**WORK TO COMPLETE**
Copy each line of the entries that contains the word "more".

*** GIVEN INFORMATION

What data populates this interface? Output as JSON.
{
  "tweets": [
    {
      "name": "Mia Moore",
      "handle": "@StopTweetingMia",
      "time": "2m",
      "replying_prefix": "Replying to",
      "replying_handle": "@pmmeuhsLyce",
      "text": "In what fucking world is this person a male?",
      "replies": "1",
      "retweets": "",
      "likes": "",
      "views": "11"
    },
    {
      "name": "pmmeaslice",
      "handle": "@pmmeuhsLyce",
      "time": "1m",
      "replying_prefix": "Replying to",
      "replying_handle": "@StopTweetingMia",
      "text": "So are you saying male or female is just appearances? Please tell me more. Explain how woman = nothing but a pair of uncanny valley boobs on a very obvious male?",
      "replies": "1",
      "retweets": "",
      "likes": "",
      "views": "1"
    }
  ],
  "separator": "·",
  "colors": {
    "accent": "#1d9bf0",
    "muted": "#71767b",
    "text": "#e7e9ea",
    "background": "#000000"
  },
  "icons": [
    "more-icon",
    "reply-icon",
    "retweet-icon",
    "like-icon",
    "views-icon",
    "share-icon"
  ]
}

******
*** GIVEN INFORMATION

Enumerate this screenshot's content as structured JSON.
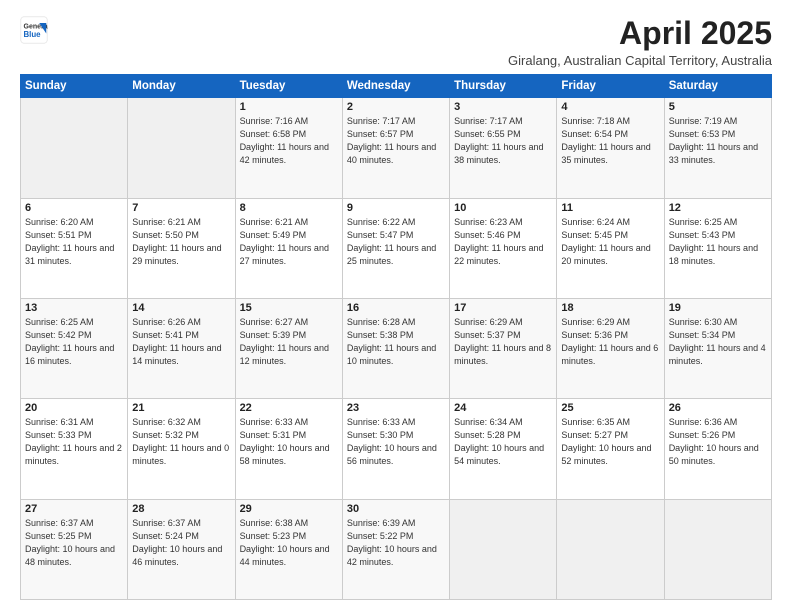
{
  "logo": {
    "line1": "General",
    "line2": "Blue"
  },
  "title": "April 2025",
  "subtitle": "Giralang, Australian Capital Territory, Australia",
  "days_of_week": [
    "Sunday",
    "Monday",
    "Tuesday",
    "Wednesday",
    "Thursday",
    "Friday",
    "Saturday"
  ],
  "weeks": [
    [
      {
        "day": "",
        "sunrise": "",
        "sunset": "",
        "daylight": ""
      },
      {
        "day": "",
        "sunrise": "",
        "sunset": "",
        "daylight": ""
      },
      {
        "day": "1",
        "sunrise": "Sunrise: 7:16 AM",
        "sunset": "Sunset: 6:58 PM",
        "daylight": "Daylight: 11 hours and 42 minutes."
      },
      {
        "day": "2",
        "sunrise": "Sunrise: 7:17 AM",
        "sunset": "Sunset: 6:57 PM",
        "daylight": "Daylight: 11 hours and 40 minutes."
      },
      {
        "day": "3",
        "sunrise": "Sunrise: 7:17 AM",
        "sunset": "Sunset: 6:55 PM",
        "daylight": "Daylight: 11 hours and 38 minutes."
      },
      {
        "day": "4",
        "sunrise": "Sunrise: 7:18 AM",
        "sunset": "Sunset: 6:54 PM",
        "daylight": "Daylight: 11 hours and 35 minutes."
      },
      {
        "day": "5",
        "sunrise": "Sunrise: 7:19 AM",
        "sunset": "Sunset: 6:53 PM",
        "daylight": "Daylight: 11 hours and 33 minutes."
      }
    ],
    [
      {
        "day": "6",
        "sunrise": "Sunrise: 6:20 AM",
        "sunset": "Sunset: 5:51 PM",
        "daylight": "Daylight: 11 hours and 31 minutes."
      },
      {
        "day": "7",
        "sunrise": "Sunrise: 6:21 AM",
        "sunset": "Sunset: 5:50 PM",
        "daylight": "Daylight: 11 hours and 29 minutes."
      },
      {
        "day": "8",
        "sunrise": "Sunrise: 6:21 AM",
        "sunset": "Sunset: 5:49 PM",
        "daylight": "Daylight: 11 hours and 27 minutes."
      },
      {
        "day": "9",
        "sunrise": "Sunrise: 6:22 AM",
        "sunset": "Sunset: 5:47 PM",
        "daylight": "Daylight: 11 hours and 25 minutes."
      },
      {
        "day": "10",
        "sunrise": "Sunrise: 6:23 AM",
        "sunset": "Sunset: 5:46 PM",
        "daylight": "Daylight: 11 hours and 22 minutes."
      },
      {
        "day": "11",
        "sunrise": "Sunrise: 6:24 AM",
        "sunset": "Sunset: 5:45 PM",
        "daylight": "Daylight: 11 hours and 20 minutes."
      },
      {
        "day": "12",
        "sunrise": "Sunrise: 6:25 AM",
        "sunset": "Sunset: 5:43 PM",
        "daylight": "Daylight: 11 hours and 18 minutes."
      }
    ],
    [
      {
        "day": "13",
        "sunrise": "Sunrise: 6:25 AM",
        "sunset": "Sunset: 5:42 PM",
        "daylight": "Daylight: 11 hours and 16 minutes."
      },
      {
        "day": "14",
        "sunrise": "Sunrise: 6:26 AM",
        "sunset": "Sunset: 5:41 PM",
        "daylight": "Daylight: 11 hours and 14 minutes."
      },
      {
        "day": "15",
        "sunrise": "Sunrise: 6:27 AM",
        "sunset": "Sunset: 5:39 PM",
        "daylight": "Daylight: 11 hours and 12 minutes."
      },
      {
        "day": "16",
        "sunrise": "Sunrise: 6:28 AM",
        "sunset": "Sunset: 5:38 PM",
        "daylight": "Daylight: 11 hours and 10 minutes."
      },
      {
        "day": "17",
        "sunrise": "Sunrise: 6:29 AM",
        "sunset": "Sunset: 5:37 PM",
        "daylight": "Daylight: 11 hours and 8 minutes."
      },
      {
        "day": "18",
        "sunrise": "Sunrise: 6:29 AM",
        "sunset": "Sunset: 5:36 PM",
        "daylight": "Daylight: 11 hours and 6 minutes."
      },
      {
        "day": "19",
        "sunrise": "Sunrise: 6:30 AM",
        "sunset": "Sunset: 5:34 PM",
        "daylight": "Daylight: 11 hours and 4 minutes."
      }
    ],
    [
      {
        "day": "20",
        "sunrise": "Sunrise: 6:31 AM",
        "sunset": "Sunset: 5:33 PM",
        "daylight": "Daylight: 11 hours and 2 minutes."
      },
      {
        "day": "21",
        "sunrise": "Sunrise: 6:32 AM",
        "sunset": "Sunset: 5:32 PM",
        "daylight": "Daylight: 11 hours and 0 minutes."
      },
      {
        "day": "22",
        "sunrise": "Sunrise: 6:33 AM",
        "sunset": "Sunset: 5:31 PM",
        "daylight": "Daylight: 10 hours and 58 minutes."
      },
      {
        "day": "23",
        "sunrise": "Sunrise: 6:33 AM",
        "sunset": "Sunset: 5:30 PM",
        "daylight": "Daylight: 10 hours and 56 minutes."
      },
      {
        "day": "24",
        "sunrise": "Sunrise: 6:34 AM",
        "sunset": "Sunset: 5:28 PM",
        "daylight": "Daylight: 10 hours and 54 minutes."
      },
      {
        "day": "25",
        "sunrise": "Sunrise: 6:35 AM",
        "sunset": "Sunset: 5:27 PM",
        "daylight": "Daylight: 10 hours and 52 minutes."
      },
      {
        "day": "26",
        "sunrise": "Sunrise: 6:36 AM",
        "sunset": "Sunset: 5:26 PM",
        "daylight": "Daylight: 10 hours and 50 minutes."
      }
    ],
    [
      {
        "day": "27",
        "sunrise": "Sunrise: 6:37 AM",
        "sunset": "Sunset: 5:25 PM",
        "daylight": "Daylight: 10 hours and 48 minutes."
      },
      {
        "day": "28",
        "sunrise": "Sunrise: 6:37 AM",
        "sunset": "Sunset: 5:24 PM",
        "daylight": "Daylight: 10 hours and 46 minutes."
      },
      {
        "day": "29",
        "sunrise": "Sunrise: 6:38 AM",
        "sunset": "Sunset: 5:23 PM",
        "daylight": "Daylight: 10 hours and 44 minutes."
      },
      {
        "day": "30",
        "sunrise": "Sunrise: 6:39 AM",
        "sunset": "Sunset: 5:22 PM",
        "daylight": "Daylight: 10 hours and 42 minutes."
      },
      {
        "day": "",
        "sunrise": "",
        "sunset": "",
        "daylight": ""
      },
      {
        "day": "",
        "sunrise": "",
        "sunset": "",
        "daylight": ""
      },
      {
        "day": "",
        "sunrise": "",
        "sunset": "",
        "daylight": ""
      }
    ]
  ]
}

******
*** GIVEN INFORMATION

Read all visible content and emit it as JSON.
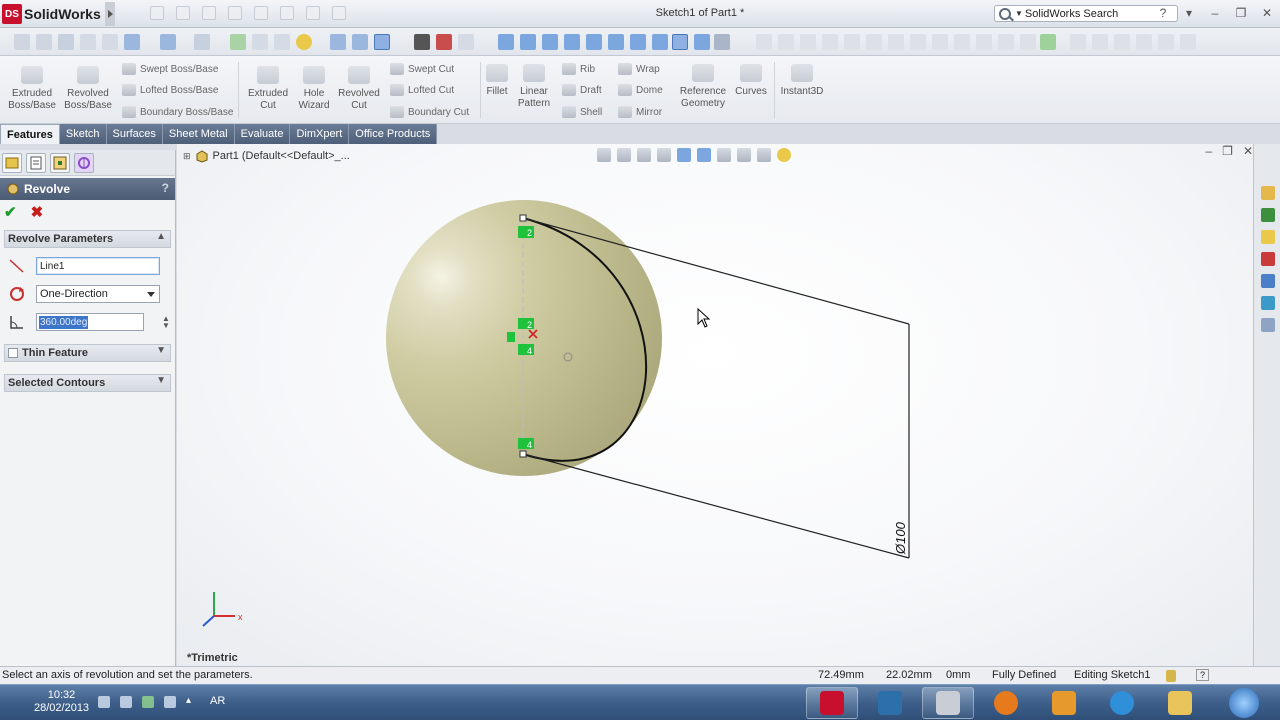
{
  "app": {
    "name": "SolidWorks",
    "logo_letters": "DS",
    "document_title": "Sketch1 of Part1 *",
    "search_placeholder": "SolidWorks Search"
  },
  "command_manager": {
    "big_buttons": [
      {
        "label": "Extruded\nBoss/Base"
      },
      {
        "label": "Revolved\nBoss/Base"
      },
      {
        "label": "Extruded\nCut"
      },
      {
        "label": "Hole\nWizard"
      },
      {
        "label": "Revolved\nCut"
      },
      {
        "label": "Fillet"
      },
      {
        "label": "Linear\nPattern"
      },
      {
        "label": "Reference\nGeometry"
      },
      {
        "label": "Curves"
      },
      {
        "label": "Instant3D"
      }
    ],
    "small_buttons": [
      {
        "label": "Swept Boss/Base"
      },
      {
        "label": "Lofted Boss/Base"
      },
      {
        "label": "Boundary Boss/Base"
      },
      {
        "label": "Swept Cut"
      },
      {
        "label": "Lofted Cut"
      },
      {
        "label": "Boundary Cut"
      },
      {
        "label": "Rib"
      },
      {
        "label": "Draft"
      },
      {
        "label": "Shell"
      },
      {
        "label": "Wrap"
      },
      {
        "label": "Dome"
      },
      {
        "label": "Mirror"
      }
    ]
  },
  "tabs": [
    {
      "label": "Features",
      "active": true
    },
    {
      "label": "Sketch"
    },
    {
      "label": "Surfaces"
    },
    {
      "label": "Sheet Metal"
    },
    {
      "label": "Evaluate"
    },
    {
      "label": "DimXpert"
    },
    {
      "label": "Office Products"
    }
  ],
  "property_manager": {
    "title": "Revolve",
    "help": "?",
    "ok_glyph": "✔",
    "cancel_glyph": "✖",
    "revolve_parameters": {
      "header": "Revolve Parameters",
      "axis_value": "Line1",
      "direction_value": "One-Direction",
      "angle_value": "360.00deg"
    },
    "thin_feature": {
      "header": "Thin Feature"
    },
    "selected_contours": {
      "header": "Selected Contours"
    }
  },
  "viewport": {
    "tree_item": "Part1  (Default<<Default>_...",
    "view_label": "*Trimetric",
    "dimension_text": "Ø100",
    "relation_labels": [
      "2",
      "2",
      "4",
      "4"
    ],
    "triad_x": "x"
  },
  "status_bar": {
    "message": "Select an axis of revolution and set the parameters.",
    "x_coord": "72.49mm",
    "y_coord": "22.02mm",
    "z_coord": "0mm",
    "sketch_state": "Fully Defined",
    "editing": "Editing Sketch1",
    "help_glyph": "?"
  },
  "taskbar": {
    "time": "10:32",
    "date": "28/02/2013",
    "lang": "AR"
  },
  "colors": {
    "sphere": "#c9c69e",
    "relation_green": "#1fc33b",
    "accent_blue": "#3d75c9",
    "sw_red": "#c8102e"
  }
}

******

**TASK SOLUTION**
      "text": "So are you saying male or female is just appearances? Please tell me more. Explain how woman = nothing but a pair of uncanny valley boobs on a very obvious male?",
    "more-icon",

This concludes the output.